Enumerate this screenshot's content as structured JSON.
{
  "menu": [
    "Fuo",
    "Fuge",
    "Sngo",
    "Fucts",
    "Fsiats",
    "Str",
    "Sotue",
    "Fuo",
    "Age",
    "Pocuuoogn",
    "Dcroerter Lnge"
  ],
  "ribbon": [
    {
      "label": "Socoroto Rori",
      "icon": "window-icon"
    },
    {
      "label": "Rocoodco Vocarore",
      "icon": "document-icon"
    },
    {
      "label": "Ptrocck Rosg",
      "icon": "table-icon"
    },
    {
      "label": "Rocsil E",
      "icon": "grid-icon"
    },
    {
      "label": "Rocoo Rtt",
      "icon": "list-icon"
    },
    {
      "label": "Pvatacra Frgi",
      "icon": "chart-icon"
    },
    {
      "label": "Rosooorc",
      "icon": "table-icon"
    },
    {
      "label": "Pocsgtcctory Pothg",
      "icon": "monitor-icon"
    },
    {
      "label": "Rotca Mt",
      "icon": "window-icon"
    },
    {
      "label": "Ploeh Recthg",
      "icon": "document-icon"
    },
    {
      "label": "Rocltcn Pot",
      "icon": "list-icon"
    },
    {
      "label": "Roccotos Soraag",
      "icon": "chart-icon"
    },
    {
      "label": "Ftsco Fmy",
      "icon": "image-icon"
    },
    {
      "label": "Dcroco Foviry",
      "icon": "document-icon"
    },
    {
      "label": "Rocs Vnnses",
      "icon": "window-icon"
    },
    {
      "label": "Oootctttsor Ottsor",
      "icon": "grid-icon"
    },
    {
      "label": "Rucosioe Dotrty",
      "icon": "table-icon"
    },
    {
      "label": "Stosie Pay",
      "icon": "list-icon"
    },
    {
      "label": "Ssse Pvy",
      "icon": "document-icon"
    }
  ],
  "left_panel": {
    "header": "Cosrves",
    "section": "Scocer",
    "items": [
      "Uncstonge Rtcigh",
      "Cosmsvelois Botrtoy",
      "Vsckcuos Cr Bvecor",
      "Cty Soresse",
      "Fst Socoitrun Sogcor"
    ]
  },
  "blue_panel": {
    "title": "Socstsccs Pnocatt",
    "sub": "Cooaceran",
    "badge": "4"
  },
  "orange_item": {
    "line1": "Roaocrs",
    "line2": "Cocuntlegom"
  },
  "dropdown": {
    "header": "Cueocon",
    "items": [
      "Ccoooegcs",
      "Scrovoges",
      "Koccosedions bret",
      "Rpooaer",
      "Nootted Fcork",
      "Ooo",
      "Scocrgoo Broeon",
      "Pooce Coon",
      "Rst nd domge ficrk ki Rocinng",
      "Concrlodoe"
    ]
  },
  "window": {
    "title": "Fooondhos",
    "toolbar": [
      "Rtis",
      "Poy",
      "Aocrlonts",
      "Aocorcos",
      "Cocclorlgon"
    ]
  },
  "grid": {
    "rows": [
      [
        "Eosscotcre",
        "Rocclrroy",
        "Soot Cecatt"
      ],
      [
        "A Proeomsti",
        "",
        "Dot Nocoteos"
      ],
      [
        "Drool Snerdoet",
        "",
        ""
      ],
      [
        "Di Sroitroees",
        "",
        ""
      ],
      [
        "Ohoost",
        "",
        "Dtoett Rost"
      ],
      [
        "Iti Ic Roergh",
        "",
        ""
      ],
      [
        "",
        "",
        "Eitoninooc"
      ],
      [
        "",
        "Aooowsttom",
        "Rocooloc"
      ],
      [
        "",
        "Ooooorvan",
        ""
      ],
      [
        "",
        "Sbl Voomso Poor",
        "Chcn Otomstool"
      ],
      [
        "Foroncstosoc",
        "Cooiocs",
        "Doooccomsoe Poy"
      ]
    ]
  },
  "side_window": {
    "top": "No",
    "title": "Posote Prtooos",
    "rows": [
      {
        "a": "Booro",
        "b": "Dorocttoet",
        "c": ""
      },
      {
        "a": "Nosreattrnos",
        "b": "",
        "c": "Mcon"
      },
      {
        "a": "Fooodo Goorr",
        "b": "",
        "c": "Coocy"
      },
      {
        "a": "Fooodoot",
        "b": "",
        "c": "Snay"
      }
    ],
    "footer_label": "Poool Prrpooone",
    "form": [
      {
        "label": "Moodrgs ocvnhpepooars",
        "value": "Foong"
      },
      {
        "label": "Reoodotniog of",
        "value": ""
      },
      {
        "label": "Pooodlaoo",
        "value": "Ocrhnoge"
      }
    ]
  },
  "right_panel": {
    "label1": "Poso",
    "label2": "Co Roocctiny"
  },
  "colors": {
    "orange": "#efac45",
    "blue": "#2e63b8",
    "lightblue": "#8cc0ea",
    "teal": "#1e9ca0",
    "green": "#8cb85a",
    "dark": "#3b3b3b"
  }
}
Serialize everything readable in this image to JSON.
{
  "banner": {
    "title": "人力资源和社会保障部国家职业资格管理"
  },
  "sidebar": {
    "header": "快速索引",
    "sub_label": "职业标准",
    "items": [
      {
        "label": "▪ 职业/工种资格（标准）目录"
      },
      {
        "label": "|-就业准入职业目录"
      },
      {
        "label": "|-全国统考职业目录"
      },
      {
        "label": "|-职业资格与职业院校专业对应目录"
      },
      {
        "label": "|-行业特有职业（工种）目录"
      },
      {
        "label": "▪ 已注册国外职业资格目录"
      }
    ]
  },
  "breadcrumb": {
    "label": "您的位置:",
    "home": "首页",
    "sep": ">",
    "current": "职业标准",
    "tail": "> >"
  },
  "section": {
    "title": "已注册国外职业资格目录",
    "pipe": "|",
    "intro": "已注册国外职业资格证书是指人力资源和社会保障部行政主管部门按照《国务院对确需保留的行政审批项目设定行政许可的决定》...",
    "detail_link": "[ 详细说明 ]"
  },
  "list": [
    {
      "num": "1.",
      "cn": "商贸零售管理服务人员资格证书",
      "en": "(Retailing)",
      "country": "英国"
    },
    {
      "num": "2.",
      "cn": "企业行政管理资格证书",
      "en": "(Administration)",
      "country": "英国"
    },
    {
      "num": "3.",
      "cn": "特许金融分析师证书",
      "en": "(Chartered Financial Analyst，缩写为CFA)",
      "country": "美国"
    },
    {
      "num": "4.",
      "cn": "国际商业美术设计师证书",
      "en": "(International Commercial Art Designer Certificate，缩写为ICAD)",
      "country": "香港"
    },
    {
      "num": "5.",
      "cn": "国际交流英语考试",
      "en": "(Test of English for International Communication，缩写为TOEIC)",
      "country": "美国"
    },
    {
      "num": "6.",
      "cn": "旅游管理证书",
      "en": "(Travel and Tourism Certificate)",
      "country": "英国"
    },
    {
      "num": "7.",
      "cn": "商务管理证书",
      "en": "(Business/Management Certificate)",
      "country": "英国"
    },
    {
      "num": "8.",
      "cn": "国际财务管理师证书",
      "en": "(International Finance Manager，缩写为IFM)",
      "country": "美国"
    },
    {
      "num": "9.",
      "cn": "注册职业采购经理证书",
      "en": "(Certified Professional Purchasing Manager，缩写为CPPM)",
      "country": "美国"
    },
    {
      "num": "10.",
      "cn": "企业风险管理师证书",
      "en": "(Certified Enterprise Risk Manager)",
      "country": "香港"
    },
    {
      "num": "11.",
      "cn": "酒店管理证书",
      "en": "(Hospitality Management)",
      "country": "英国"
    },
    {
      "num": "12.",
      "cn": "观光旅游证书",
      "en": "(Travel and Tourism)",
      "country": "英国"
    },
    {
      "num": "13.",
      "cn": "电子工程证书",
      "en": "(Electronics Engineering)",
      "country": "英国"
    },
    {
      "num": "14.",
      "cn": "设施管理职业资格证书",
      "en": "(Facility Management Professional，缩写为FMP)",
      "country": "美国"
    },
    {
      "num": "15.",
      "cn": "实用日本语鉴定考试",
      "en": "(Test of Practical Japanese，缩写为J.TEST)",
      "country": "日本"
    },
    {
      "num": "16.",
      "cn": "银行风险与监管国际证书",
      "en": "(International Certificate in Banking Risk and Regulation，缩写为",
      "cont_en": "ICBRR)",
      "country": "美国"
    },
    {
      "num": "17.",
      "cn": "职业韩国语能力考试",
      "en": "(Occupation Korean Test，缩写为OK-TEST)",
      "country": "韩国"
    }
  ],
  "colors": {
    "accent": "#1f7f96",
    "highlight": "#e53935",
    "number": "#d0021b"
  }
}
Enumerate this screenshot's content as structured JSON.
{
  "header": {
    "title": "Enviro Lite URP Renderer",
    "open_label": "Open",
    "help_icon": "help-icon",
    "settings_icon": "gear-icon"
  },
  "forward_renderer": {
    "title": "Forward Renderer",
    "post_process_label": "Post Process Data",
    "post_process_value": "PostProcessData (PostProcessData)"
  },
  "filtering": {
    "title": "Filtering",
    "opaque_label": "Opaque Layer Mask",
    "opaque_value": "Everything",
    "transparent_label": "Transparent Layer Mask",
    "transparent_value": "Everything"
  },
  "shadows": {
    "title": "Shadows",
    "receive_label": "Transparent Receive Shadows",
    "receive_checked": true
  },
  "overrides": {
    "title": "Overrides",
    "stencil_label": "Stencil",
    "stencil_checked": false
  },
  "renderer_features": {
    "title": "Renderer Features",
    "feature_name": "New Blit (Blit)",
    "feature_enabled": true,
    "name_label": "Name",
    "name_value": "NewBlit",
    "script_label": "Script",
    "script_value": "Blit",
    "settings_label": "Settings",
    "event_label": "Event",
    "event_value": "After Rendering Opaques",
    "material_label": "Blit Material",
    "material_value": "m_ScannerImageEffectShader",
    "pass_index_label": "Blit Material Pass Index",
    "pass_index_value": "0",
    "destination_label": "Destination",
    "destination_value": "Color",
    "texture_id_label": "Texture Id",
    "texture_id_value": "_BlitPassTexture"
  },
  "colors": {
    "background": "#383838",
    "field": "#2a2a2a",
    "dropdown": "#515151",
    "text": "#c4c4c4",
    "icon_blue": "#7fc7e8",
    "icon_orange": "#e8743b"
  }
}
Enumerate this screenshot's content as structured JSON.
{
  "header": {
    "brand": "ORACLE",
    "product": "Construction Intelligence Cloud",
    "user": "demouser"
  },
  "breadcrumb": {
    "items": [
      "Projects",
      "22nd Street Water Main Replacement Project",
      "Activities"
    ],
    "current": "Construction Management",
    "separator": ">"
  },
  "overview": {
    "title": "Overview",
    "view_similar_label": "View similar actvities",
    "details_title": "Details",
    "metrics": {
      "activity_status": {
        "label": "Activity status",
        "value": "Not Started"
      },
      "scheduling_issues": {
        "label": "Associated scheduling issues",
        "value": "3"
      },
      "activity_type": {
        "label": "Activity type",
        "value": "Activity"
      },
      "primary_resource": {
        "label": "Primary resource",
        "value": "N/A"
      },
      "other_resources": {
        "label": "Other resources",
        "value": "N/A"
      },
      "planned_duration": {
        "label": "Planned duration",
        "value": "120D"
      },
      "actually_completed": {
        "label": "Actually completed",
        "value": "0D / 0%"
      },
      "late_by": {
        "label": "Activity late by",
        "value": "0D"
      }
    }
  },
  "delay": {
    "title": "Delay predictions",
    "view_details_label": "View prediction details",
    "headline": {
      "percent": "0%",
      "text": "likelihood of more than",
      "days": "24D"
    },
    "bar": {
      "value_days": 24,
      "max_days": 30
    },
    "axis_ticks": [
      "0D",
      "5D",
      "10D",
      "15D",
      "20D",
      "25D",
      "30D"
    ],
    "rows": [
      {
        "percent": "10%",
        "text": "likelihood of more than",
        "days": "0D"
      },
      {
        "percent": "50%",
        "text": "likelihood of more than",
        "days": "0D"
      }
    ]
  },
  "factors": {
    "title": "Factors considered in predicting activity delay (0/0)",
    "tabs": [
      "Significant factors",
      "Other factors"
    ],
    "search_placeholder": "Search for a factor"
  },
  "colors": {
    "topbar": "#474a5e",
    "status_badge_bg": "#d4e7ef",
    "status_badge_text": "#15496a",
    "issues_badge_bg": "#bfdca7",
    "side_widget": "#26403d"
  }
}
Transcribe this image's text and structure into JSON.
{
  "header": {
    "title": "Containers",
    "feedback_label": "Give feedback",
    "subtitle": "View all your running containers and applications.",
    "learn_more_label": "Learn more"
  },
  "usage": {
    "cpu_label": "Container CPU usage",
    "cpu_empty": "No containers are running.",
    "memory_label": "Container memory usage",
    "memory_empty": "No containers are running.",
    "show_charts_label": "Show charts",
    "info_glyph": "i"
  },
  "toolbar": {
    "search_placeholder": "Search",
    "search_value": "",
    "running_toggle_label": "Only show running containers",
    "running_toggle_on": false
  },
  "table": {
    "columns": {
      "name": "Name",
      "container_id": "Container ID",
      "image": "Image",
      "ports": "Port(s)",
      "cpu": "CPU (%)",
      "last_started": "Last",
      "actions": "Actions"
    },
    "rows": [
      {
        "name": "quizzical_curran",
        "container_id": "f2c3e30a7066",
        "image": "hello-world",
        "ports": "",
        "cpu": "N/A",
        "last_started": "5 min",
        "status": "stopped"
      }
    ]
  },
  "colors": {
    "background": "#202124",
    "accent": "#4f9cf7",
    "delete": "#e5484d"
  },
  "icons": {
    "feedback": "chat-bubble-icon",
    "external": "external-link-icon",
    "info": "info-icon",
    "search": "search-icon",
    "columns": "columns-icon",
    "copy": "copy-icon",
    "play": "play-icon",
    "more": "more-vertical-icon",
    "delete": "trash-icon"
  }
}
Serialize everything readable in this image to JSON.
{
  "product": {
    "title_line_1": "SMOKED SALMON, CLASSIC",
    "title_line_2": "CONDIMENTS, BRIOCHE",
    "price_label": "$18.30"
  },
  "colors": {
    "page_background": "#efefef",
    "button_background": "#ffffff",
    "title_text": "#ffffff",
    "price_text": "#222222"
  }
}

Problem statement:
Go over the records above and tally the lines with the word "Risk" in them. Give the number alone.

Exercise solution:
2